▸ INPUT FOR THIS TASK:
----------------------------------------

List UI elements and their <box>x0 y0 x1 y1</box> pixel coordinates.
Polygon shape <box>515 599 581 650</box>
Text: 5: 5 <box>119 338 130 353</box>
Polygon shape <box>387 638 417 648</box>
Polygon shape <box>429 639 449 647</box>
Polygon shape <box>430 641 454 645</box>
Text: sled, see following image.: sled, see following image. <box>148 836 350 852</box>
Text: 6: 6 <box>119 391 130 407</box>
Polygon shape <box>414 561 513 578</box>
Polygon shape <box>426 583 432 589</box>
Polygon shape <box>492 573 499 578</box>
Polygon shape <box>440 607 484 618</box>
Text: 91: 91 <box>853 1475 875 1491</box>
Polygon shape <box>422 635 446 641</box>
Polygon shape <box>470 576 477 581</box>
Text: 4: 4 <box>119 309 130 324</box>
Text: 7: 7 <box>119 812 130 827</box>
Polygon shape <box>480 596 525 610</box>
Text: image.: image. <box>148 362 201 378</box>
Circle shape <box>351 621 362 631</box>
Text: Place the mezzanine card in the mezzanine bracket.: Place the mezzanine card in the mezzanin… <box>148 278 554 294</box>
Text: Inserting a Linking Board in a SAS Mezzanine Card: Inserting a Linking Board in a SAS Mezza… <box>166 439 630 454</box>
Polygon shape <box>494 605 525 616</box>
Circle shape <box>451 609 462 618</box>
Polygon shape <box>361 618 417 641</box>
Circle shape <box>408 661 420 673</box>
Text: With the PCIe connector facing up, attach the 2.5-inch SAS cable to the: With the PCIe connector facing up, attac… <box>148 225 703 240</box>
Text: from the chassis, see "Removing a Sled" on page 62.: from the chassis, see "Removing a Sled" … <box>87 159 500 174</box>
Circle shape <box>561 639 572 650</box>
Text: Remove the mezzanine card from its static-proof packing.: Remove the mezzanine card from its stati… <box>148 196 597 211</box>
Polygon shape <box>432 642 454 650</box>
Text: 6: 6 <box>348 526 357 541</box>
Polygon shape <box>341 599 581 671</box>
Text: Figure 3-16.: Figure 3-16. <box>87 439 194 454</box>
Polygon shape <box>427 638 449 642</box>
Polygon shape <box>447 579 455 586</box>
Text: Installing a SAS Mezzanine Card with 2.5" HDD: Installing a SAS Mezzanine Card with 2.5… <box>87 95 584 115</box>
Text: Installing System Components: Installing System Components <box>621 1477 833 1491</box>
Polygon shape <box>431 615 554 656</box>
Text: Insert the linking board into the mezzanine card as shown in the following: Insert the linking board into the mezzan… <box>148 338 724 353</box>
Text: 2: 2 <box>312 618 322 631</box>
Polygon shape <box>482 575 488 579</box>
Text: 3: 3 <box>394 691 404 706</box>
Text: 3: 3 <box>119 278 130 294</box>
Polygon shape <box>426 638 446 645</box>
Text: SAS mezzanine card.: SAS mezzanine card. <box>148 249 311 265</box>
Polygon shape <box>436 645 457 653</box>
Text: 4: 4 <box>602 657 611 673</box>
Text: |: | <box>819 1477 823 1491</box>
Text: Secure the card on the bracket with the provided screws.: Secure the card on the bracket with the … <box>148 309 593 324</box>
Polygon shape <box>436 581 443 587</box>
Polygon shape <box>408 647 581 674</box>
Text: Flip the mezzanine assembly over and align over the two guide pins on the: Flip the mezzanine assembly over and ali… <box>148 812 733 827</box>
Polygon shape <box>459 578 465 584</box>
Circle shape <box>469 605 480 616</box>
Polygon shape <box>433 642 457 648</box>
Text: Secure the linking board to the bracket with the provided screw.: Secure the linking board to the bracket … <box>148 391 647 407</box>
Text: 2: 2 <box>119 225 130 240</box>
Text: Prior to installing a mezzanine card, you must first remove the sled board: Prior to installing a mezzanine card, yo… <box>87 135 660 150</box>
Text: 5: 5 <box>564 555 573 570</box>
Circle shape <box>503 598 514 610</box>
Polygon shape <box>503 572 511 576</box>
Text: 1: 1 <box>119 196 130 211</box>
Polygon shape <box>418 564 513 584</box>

----------------------------------------

▸ TASK REQUIREMENTS: Rewrite the lines above as a Markdown table with the columns No. and Line, numbering each row and leaving out blank lines. Begin at the first line and stop after the line that contains "Polygon shape <box>494 605 525 616</box>".

▸ COMPLETE RESPONSE:
| No. | Line |
|---|---|
| 1 | List UI elements and their <box>x0 y0 x1 y1</box> pixel coordinates. |
| 2 | Polygon shape <box>515 599 581 650</box> |
| 3 | Text: 5: 5 <box>119 338 130 353</box> |
| 4 | Polygon shape <box>387 638 417 648</box> |
| 5 | Polygon shape <box>429 639 449 647</box> |
| 6 | Polygon shape <box>430 641 454 645</box> |
| 7 | Text: sled, see following image.: sled, see following image. <box>148 836 350 852</box> |
| 8 | Text: 6: 6 <box>119 391 130 407</box> |
| 9 | Polygon shape <box>414 561 513 578</box> |
| 10 | Polygon shape <box>426 583 432 589</box> |
| 11 | Polygon shape <box>492 573 499 578</box> |
| 12 | Polygon shape <box>440 607 484 618</box> |
| 13 | Text: 91: 91 <box>853 1475 875 1491</box> |
| 14 | Polygon shape <box>422 635 446 641</box> |
| 15 | Polygon shape <box>470 576 477 581</box> |
| 16 | Text: 4: 4 <box>119 309 130 324</box> |
| 17 | Text: 7: 7 <box>119 812 130 827</box> |
| 18 | Polygon shape <box>480 596 525 610</box> |
| 19 | Text: image.: image. <box>148 362 201 378</box> |
| 20 | Circle shape <box>351 621 362 631</box> |
| 21 | Text: Place the mezzanine card in the mezzanine bracket.: Place the mezzanine card in the mezzanin… <box>148 278 554 294</box> |
| 22 | Text: Inserting a Linking Board in a SAS Mezzanine Card: Inserting a Linking Board in a SAS Mezza… <box>166 439 630 454</box> |
| 23 | Polygon shape <box>494 605 525 616</box> |